● What to work on:
Repeat every record below exactly, leaving out the pictures.

— BEGIN Input rows —

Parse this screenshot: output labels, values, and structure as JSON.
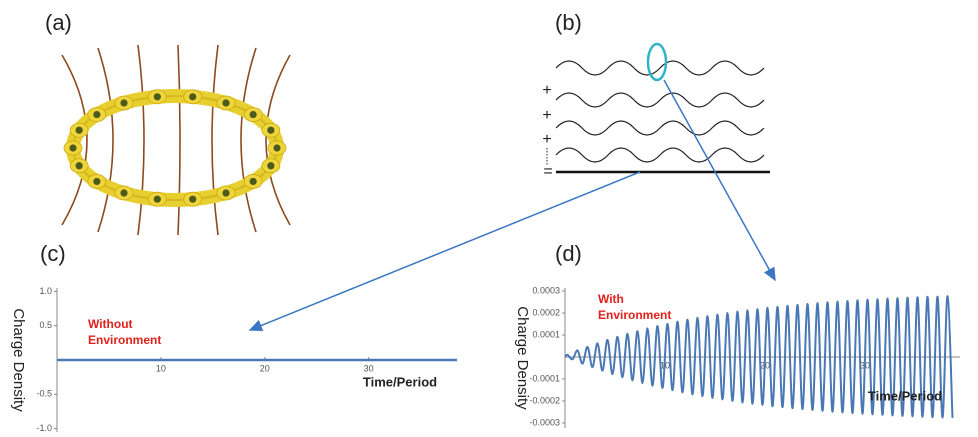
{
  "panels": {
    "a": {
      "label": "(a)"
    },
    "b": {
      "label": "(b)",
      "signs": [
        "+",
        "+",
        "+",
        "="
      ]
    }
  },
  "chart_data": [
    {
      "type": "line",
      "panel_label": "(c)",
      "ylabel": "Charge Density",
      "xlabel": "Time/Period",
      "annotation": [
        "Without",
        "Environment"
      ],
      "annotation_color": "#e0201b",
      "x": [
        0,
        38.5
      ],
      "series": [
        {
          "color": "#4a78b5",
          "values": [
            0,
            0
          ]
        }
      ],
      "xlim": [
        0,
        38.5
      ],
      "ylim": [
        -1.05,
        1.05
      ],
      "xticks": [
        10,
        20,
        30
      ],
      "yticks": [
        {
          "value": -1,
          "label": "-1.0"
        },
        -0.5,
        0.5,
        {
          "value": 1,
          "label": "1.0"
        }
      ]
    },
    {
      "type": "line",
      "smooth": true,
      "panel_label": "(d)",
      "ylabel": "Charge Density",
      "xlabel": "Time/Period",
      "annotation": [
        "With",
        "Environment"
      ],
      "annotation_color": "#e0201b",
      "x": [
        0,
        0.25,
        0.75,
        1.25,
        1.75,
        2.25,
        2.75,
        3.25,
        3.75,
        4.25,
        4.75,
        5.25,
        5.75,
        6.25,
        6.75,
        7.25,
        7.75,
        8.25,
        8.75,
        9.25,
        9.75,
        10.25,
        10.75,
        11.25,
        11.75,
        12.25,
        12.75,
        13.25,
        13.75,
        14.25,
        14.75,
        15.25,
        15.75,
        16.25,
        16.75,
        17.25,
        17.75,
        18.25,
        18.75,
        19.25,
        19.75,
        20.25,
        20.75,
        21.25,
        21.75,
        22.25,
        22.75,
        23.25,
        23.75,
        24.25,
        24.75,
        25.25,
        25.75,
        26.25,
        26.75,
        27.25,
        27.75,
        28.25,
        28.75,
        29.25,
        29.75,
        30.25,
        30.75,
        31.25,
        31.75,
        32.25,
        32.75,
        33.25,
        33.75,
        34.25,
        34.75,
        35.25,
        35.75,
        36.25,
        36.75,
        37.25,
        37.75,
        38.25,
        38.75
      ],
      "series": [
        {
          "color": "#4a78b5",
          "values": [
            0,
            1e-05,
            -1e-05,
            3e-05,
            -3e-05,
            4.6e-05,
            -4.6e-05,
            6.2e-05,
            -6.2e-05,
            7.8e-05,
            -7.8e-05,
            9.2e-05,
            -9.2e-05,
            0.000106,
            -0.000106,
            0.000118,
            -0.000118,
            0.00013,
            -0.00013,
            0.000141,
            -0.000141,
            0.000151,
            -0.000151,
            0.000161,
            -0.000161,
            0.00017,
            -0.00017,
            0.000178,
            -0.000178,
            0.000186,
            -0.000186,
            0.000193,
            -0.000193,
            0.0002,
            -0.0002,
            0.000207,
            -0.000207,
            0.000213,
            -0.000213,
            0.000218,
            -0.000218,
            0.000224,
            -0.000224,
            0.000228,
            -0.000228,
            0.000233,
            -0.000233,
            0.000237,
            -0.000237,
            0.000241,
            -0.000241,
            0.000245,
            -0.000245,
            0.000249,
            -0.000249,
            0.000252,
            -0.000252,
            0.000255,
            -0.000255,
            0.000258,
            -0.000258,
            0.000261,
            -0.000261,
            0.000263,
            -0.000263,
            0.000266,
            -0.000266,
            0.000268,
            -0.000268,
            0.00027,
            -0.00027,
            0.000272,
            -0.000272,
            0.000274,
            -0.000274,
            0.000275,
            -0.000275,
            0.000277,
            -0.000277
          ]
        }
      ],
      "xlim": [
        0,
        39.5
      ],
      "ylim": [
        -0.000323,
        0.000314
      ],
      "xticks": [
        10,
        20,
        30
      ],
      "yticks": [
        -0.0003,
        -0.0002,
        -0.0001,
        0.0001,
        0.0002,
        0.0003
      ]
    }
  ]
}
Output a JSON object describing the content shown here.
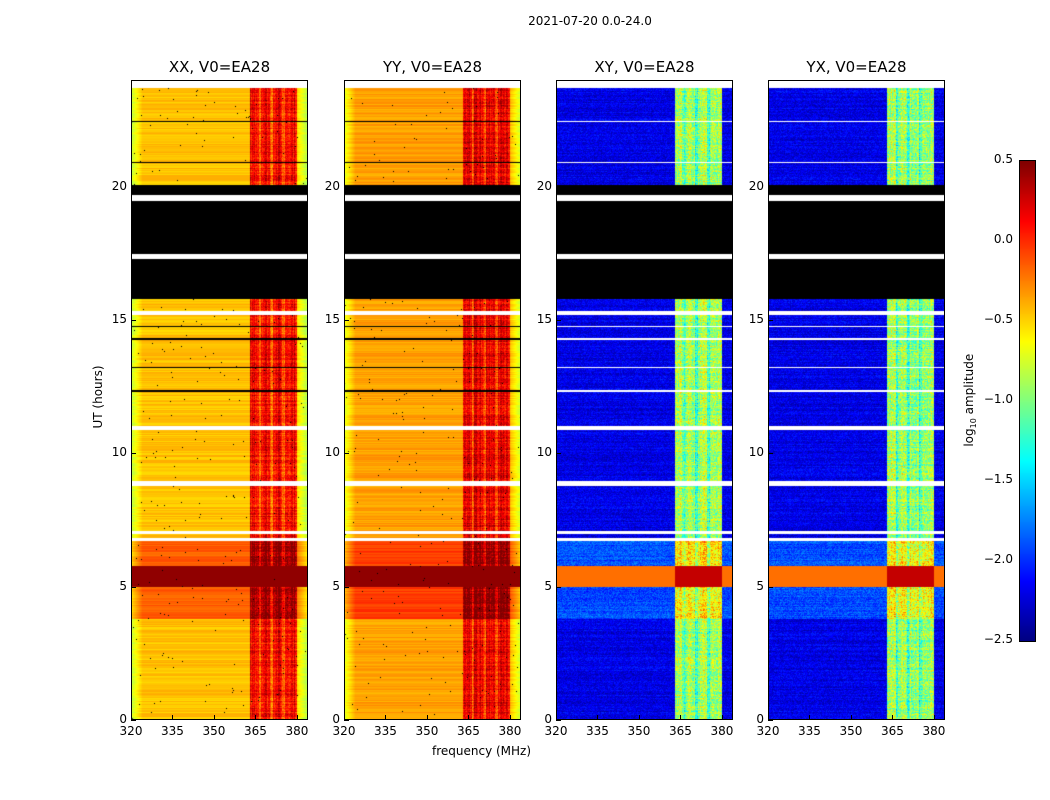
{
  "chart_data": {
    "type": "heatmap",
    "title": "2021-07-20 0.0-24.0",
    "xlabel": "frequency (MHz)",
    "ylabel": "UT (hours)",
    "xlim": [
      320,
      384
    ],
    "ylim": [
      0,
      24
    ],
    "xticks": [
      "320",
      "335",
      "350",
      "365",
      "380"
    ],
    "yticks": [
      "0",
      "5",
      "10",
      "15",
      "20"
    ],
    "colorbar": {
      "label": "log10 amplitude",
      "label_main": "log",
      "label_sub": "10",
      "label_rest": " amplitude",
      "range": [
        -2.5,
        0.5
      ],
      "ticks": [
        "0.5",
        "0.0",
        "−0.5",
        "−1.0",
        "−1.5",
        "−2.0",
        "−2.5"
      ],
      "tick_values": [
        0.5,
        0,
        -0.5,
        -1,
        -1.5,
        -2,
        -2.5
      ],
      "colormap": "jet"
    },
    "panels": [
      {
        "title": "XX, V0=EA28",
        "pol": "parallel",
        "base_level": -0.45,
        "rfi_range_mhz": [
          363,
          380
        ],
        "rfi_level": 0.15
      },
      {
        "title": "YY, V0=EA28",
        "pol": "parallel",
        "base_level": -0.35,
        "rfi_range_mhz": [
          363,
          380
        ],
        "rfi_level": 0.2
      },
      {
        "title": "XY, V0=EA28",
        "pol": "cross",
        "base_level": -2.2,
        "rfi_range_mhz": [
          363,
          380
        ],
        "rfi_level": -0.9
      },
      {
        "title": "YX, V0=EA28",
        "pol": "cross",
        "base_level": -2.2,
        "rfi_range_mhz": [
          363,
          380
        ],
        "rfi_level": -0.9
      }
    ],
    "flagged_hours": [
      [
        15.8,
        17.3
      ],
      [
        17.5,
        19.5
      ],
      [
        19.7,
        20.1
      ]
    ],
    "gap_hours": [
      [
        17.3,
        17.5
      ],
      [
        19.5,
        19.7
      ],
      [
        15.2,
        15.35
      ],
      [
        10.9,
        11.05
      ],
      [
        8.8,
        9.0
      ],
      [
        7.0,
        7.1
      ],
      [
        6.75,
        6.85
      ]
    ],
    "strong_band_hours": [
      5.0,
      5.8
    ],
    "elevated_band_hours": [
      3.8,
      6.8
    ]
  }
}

— END Input rows —

● Expected answer:
Parse this screenshot: output labels, values, and structure as JSON.
{
  "panels": {
    "a": {
      "label": "(a)"
    },
    "b": {
      "label": "(b)",
      "signs": [
        "+",
        "+",
        "+",
        "="
      ]
    }
  },
  "chart_data": [
    {
      "type": "line",
      "panel_label": "(c)",
      "ylabel": "Charge Density",
      "xlabel": "Time/Period",
      "annotation": [
        "Without",
        "Environment"
      ],
      "annotation_color": "#e0201b",
      "x": [
        0,
        38.5
      ],
      "series": [
        {
          "color": "#4a78b5",
          "values": [
            0,
            0
          ]
        }
      ],
      "xlim": [
        0,
        38.5
      ],
      "ylim": [
        -1.05,
        1.05
      ],
      "xticks": [
        10,
        20,
        30
      ],
      "yticks": [
        {
          "value": -1,
          "label": "-1.0"
        },
        -0.5,
        0.5,
        {
          "value": 1,
          "label": "1.0"
        }
      ]
    },
    {
      "type": "line",
      "smooth": true,
      "panel_label": "(d)",
      "ylabel": "Charge Density",
      "xlabel": "Time/Period",
      "annotation": [
        "With",
        "Environment"
      ],
      "annotation_color": "#e0201b",
      "x": [
        0,
        0.25,
        0.75,
        1.25,
        1.75,
        2.25,
        2.75,
        3.25,
        3.75,
        4.25,
        4.75,
        5.25,
        5.75,
        6.25,
        6.75,
        7.25,
        7.75,
        8.25,
        8.75,
        9.25,
        9.75,
        10.25,
        10.75,
        11.25,
        11.75,
        12.25,
        12.75,
        13.25,
        13.75,
        14.25,
        14.75,
        15.25,
        15.75,
        16.25,
        16.75,
        17.25,
        17.75,
        18.25,
        18.75,
        19.25,
        19.75,
        20.25,
        20.75,
        21.25,
        21.75,
        22.25,
        22.75,
        23.25,
        23.75,
        24.25,
        24.75,
        25.25,
        25.75,
        26.25,
        26.75,
        27.25,
        27.75,
        28.25,
        28.75,
        29.25,
        29.75,
        30.25,
        30.75,
        31.25,
        31.75,
        32.25,
        32.75,
        33.25,
        33.75,
        34.25,
        34.75,
        35.25,
        35.75,
        36.25,
        36.75,
        37.25,
        37.75,
        38.25,
        38.75
      ],
      "series": [
        {
          "color": "#4a78b5",
          "values": [
            0,
            1e-05,
            -1e-05,
            3e-05,
            -3e-05,
            4.6e-05,
            -4.6e-05,
            6.2e-05,
            -6.2e-05,
            7.8e-05,
            -7.8e-05,
            9.2e-05,
            -9.2e-05,
            0.000106,
            -0.000106,
            0.000118,
            -0.000118,
            0.00013,
            -0.00013,
            0.000141,
            -0.000141,
            0.000151,
            -0.000151,
            0.000161,
            -0.000161,
            0.00017,
            -0.00017,
            0.000178,
            -0.000178,
            0.000186,
            -0.000186,
            0.000193,
            -0.000193,
            0.0002,
            -0.0002,
            0.000207,
            -0.000207,
            0.000213,
            -0.000213,
            0.000218,
            -0.000218,
            0.000224,
            -0.000224,
            0.000228,
            -0.000228,
            0.000233,
            -0.000233,
            0.000237,
            -0.000237,
            0.000241,
            -0.000241,
            0.000245,
            -0.000245,
            0.000249,
            -0.000249,
            0.000252,
            -0.000252,
            0.000255,
            -0.000255,
            0.000258,
            -0.000258,
            0.000261,
            -0.000261,
            0.000263,
            -0.000263,
            0.000266,
            -0.000266,
            0.000268,
            -0.000268,
            0.00027,
            -0.00027,
            0.000272,
            -0.000272,
            0.000274,
            -0.000274,
            0.000275,
            -0.000275,
            0.000277,
            -0.000277
          ]
        }
      ],
      "xlim": [
        0,
        39.5
      ],
      "ylim": [
        -0.000323,
        0.000314
      ],
      "xticks": [
        10,
        20,
        30
      ],
      "yticks": [
        -0.0003,
        -0.0002,
        -0.0001,
        0.0001,
        0.0002,
        0.0003
      ]
    }
  ]
}
Output a JSON object describing the content shown here.
{
  "chart_data": {
    "type": "heatmap",
    "title": "2021-07-20 0.0-24.0",
    "xlabel": "frequency (MHz)",
    "ylabel": "UT (hours)",
    "xlim": [
      320,
      384
    ],
    "ylim": [
      0,
      24
    ],
    "xticks": [
      "320",
      "335",
      "350",
      "365",
      "380"
    ],
    "yticks": [
      "0",
      "5",
      "10",
      "15",
      "20"
    ],
    "colorbar": {
      "label": "log10 amplitude",
      "label_main": "log",
      "label_sub": "10",
      "label_rest": " amplitude",
      "range": [
        -2.5,
        0.5
      ],
      "ticks": [
        "0.5",
        "0.0",
        "−0.5",
        "−1.0",
        "−1.5",
        "−2.0",
        "−2.5"
      ],
      "tick_values": [
        0.5,
        0,
        -0.5,
        -1,
        -1.5,
        -2,
        -2.5
      ],
      "colormap": "jet"
    },
    "panels": [
      {
        "title": "XX, V0=EA28",
        "pol": "parallel",
        "base_level": -0.45,
        "rfi_range_mhz": [
          363,
          380
        ],
        "rfi_level": 0.15
      },
      {
        "title": "YY, V0=EA28",
        "pol": "parallel",
        "base_level": -0.35,
        "rfi_range_mhz": [
          363,
          380
        ],
        "rfi_level": 0.2
      },
      {
        "title": "XY, V0=EA28",
        "pol": "cross",
        "base_level": -2.2,
        "rfi_range_mhz": [
          363,
          380
        ],
        "rfi_level": -0.9
      },
      {
        "title": "YX, V0=EA28",
        "pol": "cross",
        "base_level": -2.2,
        "rfi_range_mhz": [
          363,
          380
        ],
        "rfi_level": -0.9
      }
    ],
    "flagged_hours": [
      [
        15.8,
        17.3
      ],
      [
        17.5,
        19.5
      ],
      [
        19.7,
        20.1
      ]
    ],
    "gap_hours": [
      [
        17.3,
        17.5
      ],
      [
        19.5,
        19.7
      ],
      [
        15.2,
        15.35
      ],
      [
        10.9,
        11.05
      ],
      [
        8.8,
        9.0
      ],
      [
        7.0,
        7.1
      ],
      [
        6.75,
        6.85
      ]
    ],
    "strong_band_hours": [
      5.0,
      5.8
    ],
    "elevated_band_hours": [
      3.8,
      6.8
    ]
  }
}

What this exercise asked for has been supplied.